→ Work to complete:
Answer with a number only: how many lines of the data contain "Skuteczność"?

→ Input data:
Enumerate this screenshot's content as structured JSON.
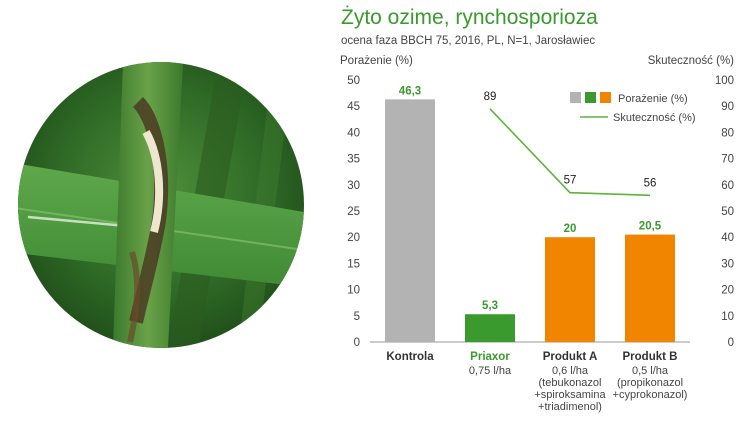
{
  "title": "Żyto ozime, rynchosporioza",
  "subtitle": "ocena faza BBCH 75, 2016, PL, N=1, Jarosławiec",
  "colors": {
    "title_green": "#3a9a2e",
    "kontrola": "#b3b3b3",
    "priaxor": "#3a9a2e",
    "produkt": "#f28500",
    "line": "#5db43b"
  },
  "image": {
    "subject": "rye leaf with rhynchosporium lesions",
    "icon": "leaf-disease-photo"
  },
  "chart_data": {
    "type": "bar",
    "categories": [
      "Kontrola",
      "Priaxor",
      "Produkt A",
      "Produkt B"
    ],
    "category_sublabels": [
      [],
      [
        "0,75 l/ha"
      ],
      [
        "0,6 l/ha",
        "(tebukonazol",
        "+spiroksamina",
        "+triadimenol)"
      ],
      [
        "0,5 l/ha",
        "(propikonazol",
        "+cyprokonazol)"
      ]
    ],
    "series": [
      {
        "name": "Porażenie (%)",
        "type": "bar",
        "axis": "left",
        "values": [
          46.3,
          5.3,
          20,
          20.5
        ],
        "labels": [
          "46,3",
          "5,3",
          "20",
          "20,5"
        ],
        "colors": [
          "#b3b3b3",
          "#3a9a2e",
          "#f28500",
          "#f28500"
        ]
      },
      {
        "name": "Skuteczność (%)",
        "type": "line",
        "axis": "right",
        "values": [
          null,
          89,
          57,
          56
        ],
        "labels": [
          "",
          "89",
          "57",
          "56"
        ],
        "color": "#5db43b"
      }
    ],
    "ylabel_left": "Porażenie (%)",
    "ylabel_right": "Skuteczność (%)",
    "ylim_left": [
      0,
      50
    ],
    "ylim_right": [
      0,
      100
    ],
    "yticks_left": [
      "0",
      "5",
      "10",
      "15",
      "20",
      "25",
      "30",
      "35",
      "40",
      "45",
      "50"
    ],
    "yticks_right": [
      "0",
      "10",
      "20",
      "30",
      "40",
      "50",
      "60",
      "70",
      "80",
      "90",
      "100"
    ],
    "legend": {
      "placement": "top-right",
      "bar_entry": "Porażenie (%)",
      "bar_swatches": [
        "#b3b3b3",
        "#3a9a2e",
        "#f28500"
      ],
      "line_entry": "Skuteczność (%)"
    },
    "grid": false
  }
}
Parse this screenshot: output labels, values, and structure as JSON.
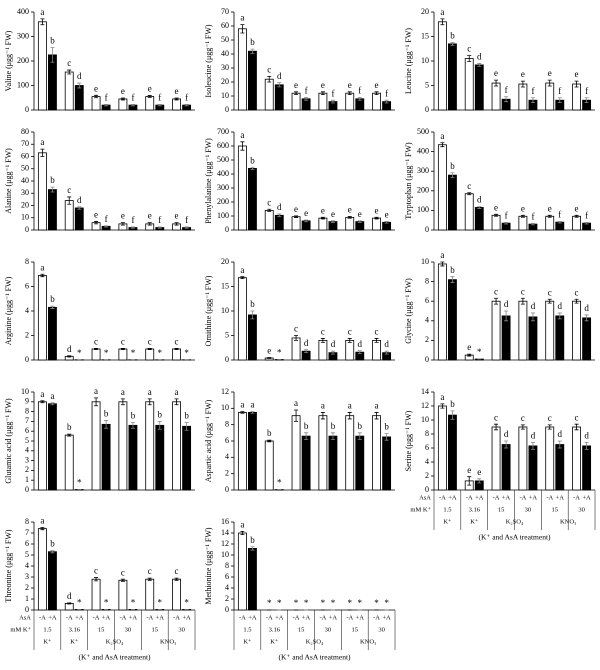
{
  "chart_data": [
    {
      "type": "bar",
      "ylabel": "Valine (μgg⁻¹ FW)",
      "ylim": [
        0,
        400
      ],
      "yticks": [
        0,
        100,
        200,
        300,
        400
      ],
      "series": [
        {
          "name": "-A",
          "color": "#ffffff",
          "values": [
            360,
            155,
            55,
            45,
            55,
            45
          ],
          "errors": [
            12,
            8,
            5,
            4,
            4,
            4
          ],
          "letters": [
            "a",
            "c",
            "e",
            "e",
            "e",
            "e"
          ]
        },
        {
          "name": "+A",
          "color": "#000000",
          "values": [
            225,
            100,
            20,
            20,
            20,
            20
          ],
          "errors": [
            30,
            10,
            3,
            3,
            3,
            3
          ],
          "letters": [
            "b",
            "d",
            "f",
            "f",
            "f",
            "f"
          ]
        }
      ]
    },
    {
      "type": "bar",
      "ylabel": "Isoleucine (μgg⁻¹ FW)",
      "ylim": [
        0,
        70
      ],
      "yticks": [
        0,
        10,
        20,
        30,
        40,
        50,
        60,
        70
      ],
      "series": [
        {
          "name": "-A",
          "color": "#ffffff",
          "values": [
            58,
            22,
            12,
            12,
            12,
            12
          ],
          "errors": [
            3,
            2,
            1,
            1,
            1,
            1
          ],
          "letters": [
            "a",
            "c",
            "e",
            "e",
            "e",
            "e"
          ]
        },
        {
          "name": "+A",
          "color": "#000000",
          "values": [
            42,
            18,
            8,
            6,
            8,
            6
          ],
          "errors": [
            1.5,
            1.5,
            1,
            1,
            1,
            1
          ],
          "letters": [
            "b",
            "d",
            "f",
            "f",
            "f",
            "f"
          ]
        }
      ]
    },
    {
      "type": "bar",
      "ylabel": "Leucine (μgg⁻¹ FW)",
      "ylim": [
        0,
        20
      ],
      "yticks": [
        0,
        5,
        10,
        15,
        20
      ],
      "series": [
        {
          "name": "-A",
          "color": "#ffffff",
          "values": [
            18,
            10.5,
            5.5,
            5.3,
            5.5,
            5.3
          ],
          "errors": [
            0.6,
            0.6,
            0.6,
            0.6,
            0.6,
            0.6
          ],
          "letters": [
            "a",
            "c",
            "e",
            "e",
            "e",
            "e"
          ]
        },
        {
          "name": "+A",
          "color": "#000000",
          "values": [
            13.5,
            9.2,
            2.2,
            2,
            2,
            2
          ],
          "errors": [
            0.3,
            0.3,
            0.5,
            0.5,
            0.5,
            0.5
          ],
          "letters": [
            "b",
            "d",
            "f",
            "f",
            "f",
            "f"
          ]
        }
      ]
    },
    {
      "type": "bar",
      "ylabel": "Alanine (μgg⁻¹ FW)",
      "ylim": [
        0,
        80
      ],
      "yticks": [
        0,
        10,
        20,
        30,
        40,
        50,
        60,
        70,
        80
      ],
      "series": [
        {
          "name": "-A",
          "color": "#ffffff",
          "values": [
            63,
            24,
            6,
            5,
            5,
            5
          ],
          "errors": [
            3,
            3,
            1,
            1,
            1,
            1
          ],
          "letters": [
            "a",
            "c",
            "e",
            "e",
            "e",
            "e"
          ]
        },
        {
          "name": "+A",
          "color": "#000000",
          "values": [
            33,
            18,
            3,
            2,
            2,
            2
          ],
          "errors": [
            2,
            1,
            0.5,
            0.5,
            0.5,
            0.5
          ],
          "letters": [
            "b",
            "d",
            "f",
            "f",
            "f",
            "f"
          ]
        }
      ]
    },
    {
      "type": "bar",
      "ylabel": "Phenylalanine (μgg⁻¹ FW)",
      "ylim": [
        0,
        700
      ],
      "yticks": [
        0,
        100,
        200,
        300,
        400,
        500,
        600,
        700
      ],
      "series": [
        {
          "name": "-A",
          "color": "#ffffff",
          "values": [
            600,
            140,
            95,
            85,
            90,
            85
          ],
          "errors": [
            30,
            8,
            6,
            6,
            6,
            6
          ],
          "letters": [
            "a",
            "c",
            "e",
            "e",
            "e",
            "e"
          ]
        },
        {
          "name": "+A",
          "color": "#000000",
          "values": [
            440,
            105,
            65,
            60,
            60,
            55
          ],
          "errors": [
            8,
            10,
            6,
            6,
            6,
            6
          ],
          "letters": [
            "b",
            "d",
            "e",
            "e",
            "e",
            "e"
          ]
        }
      ]
    },
    {
      "type": "bar",
      "ylabel": "Tryptophan (μgg⁻¹ FW)",
      "ylim": [
        0,
        500
      ],
      "yticks": [
        0,
        100,
        200,
        300,
        400,
        500
      ],
      "series": [
        {
          "name": "-A",
          "color": "#ffffff",
          "values": [
            435,
            185,
            75,
            70,
            70,
            70
          ],
          "errors": [
            10,
            5,
            5,
            5,
            5,
            5
          ],
          "letters": [
            "a",
            "c",
            "e",
            "e",
            "e",
            "e"
          ]
        },
        {
          "name": "+A",
          "color": "#000000",
          "values": [
            280,
            115,
            35,
            30,
            40,
            35
          ],
          "errors": [
            12,
            5,
            4,
            4,
            4,
            4
          ],
          "letters": [
            "b",
            "d",
            "f",
            "f",
            "f",
            "f"
          ]
        }
      ]
    },
    {
      "type": "bar",
      "ylabel": "Arginine (μgg⁻¹ FW)",
      "ylim": [
        0,
        8
      ],
      "yticks": [
        0,
        2,
        4,
        6,
        8
      ],
      "series": [
        {
          "name": "-A",
          "color": "#ffffff",
          "values": [
            6.9,
            0.3,
            0.9,
            0.9,
            0.9,
            0.9
          ],
          "errors": [
            0.1,
            0.05,
            0.05,
            0.05,
            0.05,
            0.05
          ],
          "letters": [
            "a",
            "d",
            "c",
            "c",
            "c",
            "c"
          ]
        },
        {
          "name": "+A",
          "color": "#000000",
          "values": [
            4.3,
            0.02,
            0.02,
            0.02,
            0.02,
            0.02
          ],
          "errors": [
            0.1,
            0,
            0,
            0,
            0,
            0
          ],
          "letters": [
            "b",
            "*",
            "*",
            "*",
            "*",
            "*"
          ]
        }
      ]
    },
    {
      "type": "bar",
      "ylabel": "Ornithine (μgg⁻¹ FW)",
      "ylim": [
        0,
        20
      ],
      "yticks": [
        0,
        5,
        10,
        15,
        20
      ],
      "series": [
        {
          "name": "-A",
          "color": "#ffffff",
          "values": [
            16.8,
            0.4,
            4.5,
            4,
            4,
            4
          ],
          "errors": [
            0.2,
            0.1,
            0.5,
            0.4,
            0.4,
            0.4
          ],
          "letters": [
            "a",
            "e",
            "c",
            "c",
            "c",
            "c"
          ]
        },
        {
          "name": "+A",
          "color": "#000000",
          "values": [
            9.2,
            0.1,
            1.8,
            1.5,
            1.6,
            1.5
          ],
          "errors": [
            0.8,
            0,
            0.3,
            0.3,
            0.3,
            0.3
          ],
          "letters": [
            "b",
            "*",
            "d",
            "d",
            "d",
            "d"
          ]
        }
      ]
    },
    {
      "type": "bar",
      "ylabel": "Glycine (μgg⁻¹ FW)",
      "ylim": [
        0,
        10
      ],
      "yticks": [
        0,
        2,
        4,
        6,
        8,
        10
      ],
      "series": [
        {
          "name": "-A",
          "color": "#ffffff",
          "values": [
            9.8,
            0.5,
            6,
            6,
            6,
            6
          ],
          "errors": [
            0.2,
            0.1,
            0.3,
            0.3,
            0.2,
            0.2
          ],
          "letters": [
            "a",
            "e",
            "c",
            "c",
            "c",
            "c"
          ]
        },
        {
          "name": "+A",
          "color": "#000000",
          "values": [
            8.2,
            0.1,
            4.5,
            4.4,
            4.5,
            4.3
          ],
          "errors": [
            0.3,
            0,
            0.5,
            0.4,
            0.3,
            0.3
          ],
          "letters": [
            "b",
            "*",
            "d",
            "d",
            "d",
            "d"
          ]
        }
      ]
    },
    {
      "type": "bar",
      "ylabel": "Glutamic acid (μgg⁻¹ FW)",
      "ylim": [
        0,
        10
      ],
      "yticks": [
        0,
        1,
        2,
        3,
        4,
        5,
        6,
        7,
        8,
        9,
        10
      ],
      "series": [
        {
          "name": "-A",
          "color": "#ffffff",
          "values": [
            9,
            5.6,
            9,
            9,
            9,
            9
          ],
          "errors": [
            0.1,
            0.1,
            0.4,
            0.3,
            0.3,
            0.3
          ],
          "letters": [
            "a",
            "b",
            "a",
            "a",
            "a",
            "a"
          ]
        },
        {
          "name": "+A",
          "color": "#000000",
          "values": [
            8.8,
            0.05,
            6.7,
            6.6,
            6.6,
            6.5
          ],
          "errors": [
            0.1,
            0,
            0.4,
            0.3,
            0.4,
            0.4
          ],
          "letters": [
            "a",
            "*",
            "b",
            "b",
            "b",
            "b"
          ]
        }
      ]
    },
    {
      "type": "bar",
      "ylabel": "Aspartic acid (μgg⁻¹ FW)",
      "ylim": [
        0,
        12
      ],
      "yticks": [
        0,
        2,
        4,
        6,
        8,
        10,
        12
      ],
      "series": [
        {
          "name": "-A",
          "color": "#ffffff",
          "values": [
            9.5,
            6,
            9.1,
            9.1,
            9.1,
            9.1
          ],
          "errors": [
            0.1,
            0.1,
            0.7,
            0.4,
            0.4,
            0.4
          ],
          "letters": [
            "a",
            "b",
            "a",
            "a",
            "a",
            "a"
          ]
        },
        {
          "name": "+A",
          "color": "#000000",
          "values": [
            9.5,
            0.05,
            6.6,
            6.6,
            6.6,
            6.5
          ],
          "errors": [
            0.1,
            0,
            0.4,
            0.4,
            0.4,
            0.4
          ],
          "letters": [
            "a",
            "*",
            "b",
            "b",
            "b",
            "b"
          ]
        }
      ]
    },
    {
      "type": "bar",
      "ylabel": "Serine (μgg⁻¹ FW)",
      "ylim": [
        0,
        14
      ],
      "yticks": [
        0,
        2,
        4,
        6,
        8,
        10,
        12,
        14
      ],
      "series": [
        {
          "name": "-A",
          "color": "#ffffff",
          "values": [
            12,
            1.3,
            9,
            9,
            9,
            9
          ],
          "errors": [
            0.3,
            0.6,
            0.4,
            0.3,
            0.3,
            0.4
          ],
          "letters": [
            "a",
            "e",
            "c",
            "c",
            "c",
            "c"
          ]
        },
        {
          "name": "+A",
          "color": "#000000",
          "values": [
            10.7,
            1.3,
            6.5,
            6.3,
            6.5,
            6.3
          ],
          "errors": [
            0.6,
            0.3,
            0.5,
            0.5,
            0.5,
            0.5
          ],
          "letters": [
            "b",
            "e",
            "d",
            "d",
            "d",
            "d"
          ]
        }
      ],
      "row_labels": [
        "AsA",
        "mM K⁺"
      ],
      "categories": [
        "1.5",
        "3.16",
        "15",
        "30",
        "15",
        "30"
      ],
      "groups": [
        "K⁺",
        "K⁺",
        "K₂SO₄",
        "KNO₃"
      ],
      "xlabel": "(K⁺ and AsA treatment)"
    },
    {
      "type": "bar",
      "ylabel": "Threonine (μgg⁻¹ FW)",
      "ylim": [
        0,
        8
      ],
      "yticks": [
        0,
        1,
        2,
        3,
        4,
        5,
        6,
        7,
        8
      ],
      "series": [
        {
          "name": "-A",
          "color": "#ffffff",
          "values": [
            7.4,
            0.6,
            2.8,
            2.7,
            2.8,
            2.8
          ],
          "errors": [
            0.1,
            0.05,
            0.15,
            0.1,
            0.1,
            0.1
          ],
          "letters": [
            "a",
            "d",
            "c",
            "c",
            "c",
            "c"
          ]
        },
        {
          "name": "+A",
          "color": "#000000",
          "values": [
            5.3,
            0.05,
            0.05,
            0.05,
            0.05,
            0.05
          ],
          "errors": [
            0.1,
            0,
            0,
            0,
            0,
            0
          ],
          "letters": [
            "b",
            "*",
            "*",
            "*",
            "*",
            "*"
          ]
        }
      ],
      "row_labels": [
        "AsA",
        "mM K⁺"
      ],
      "categories": [
        "1.5",
        "3.16",
        "15",
        "30",
        "15",
        "30"
      ],
      "groups": [
        "K⁺",
        "K⁺",
        "K₂SO₄",
        "KNO₃"
      ],
      "xlabel": "(K⁺ and AsA treatment)"
    },
    {
      "type": "bar",
      "ylabel": "Methionine (μgg⁻¹ FW)",
      "ylim": [
        0,
        16
      ],
      "yticks": [
        0,
        2,
        4,
        6,
        8,
        10,
        12,
        14,
        16
      ],
      "series": [
        {
          "name": "-A",
          "color": "#ffffff",
          "values": [
            14,
            0,
            0,
            0,
            0,
            0
          ],
          "errors": [
            0.3,
            0,
            0,
            0,
            0,
            0
          ],
          "letters": [
            "a",
            "*",
            "*",
            "*",
            "*",
            "*"
          ]
        },
        {
          "name": "+A",
          "color": "#000000",
          "values": [
            11.2,
            0,
            0,
            0,
            0,
            0
          ],
          "errors": [
            0.3,
            0,
            0,
            0,
            0,
            0
          ],
          "letters": [
            "b",
            "*",
            "*",
            "*",
            "*",
            "*"
          ]
        }
      ],
      "categories": [
        "1.5",
        "3.16",
        "15",
        "30",
        "15",
        "30"
      ],
      "groups": [
        "K⁺",
        "K⁺",
        "K₂SO₄",
        "KNO₃"
      ],
      "xlabel": "(K⁺ and AsA treatment)"
    }
  ]
}
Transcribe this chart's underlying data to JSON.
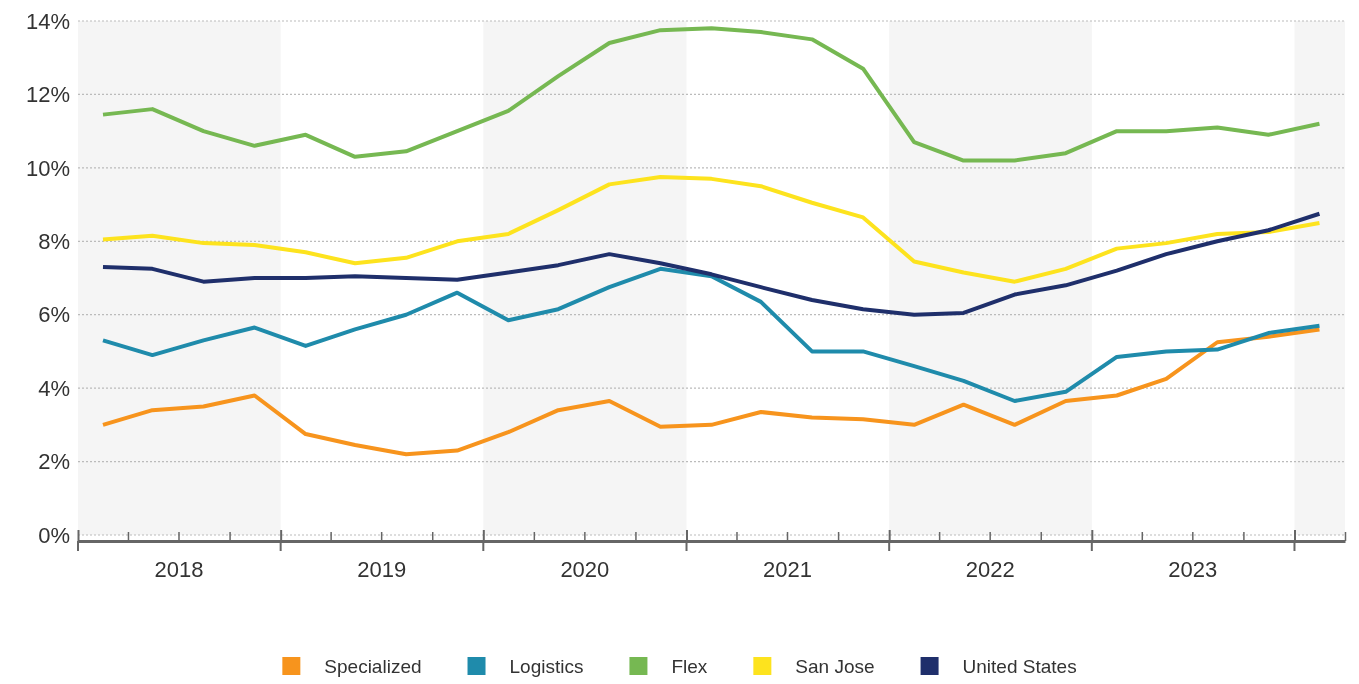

→ In response:
3